Request → Single out the lines of the material that contain "Regular" and copy them.

## BEGIN Records for this exercise

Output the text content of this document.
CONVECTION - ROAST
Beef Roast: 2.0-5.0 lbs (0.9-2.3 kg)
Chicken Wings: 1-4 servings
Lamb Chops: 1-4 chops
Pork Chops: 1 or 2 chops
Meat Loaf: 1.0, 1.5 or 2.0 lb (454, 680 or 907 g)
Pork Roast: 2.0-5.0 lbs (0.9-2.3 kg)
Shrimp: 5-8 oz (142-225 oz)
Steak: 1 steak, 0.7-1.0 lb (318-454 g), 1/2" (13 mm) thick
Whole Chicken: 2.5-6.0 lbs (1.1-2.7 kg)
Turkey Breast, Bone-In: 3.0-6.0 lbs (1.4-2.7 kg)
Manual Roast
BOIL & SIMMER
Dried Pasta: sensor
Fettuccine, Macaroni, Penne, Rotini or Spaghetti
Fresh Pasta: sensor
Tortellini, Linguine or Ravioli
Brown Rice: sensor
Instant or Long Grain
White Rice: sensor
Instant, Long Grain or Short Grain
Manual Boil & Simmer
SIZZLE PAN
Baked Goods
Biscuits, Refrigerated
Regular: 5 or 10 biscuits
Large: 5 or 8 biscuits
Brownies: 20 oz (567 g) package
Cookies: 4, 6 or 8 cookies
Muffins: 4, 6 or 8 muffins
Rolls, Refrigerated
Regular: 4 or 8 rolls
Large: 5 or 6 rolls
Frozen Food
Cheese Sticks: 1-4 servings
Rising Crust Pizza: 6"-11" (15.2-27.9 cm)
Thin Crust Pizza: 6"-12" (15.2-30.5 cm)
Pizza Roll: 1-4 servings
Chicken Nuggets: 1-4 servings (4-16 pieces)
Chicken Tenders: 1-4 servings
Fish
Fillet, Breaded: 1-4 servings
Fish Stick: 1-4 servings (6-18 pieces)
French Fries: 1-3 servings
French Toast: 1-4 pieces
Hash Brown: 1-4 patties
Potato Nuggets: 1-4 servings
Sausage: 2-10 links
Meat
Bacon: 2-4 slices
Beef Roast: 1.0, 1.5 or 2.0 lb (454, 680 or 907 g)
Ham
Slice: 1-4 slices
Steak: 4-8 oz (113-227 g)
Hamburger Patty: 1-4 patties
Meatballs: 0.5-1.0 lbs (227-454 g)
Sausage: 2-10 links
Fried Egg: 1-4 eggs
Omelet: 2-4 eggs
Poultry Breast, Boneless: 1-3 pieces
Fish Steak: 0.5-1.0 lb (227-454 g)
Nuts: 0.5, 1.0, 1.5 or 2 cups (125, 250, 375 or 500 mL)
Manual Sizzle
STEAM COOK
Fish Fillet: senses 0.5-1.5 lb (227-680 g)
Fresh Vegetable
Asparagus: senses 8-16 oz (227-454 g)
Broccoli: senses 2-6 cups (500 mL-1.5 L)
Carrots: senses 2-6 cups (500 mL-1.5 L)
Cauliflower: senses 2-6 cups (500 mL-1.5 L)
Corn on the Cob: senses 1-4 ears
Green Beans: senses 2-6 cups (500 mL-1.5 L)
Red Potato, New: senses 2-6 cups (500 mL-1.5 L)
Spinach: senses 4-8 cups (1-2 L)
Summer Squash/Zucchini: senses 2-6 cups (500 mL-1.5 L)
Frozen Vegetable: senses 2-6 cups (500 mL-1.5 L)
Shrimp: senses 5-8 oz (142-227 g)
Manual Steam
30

## END Records for this exercise

Exercise result →
Regular: 5 or 10 biscuits
Regular: 4 or 8 rolls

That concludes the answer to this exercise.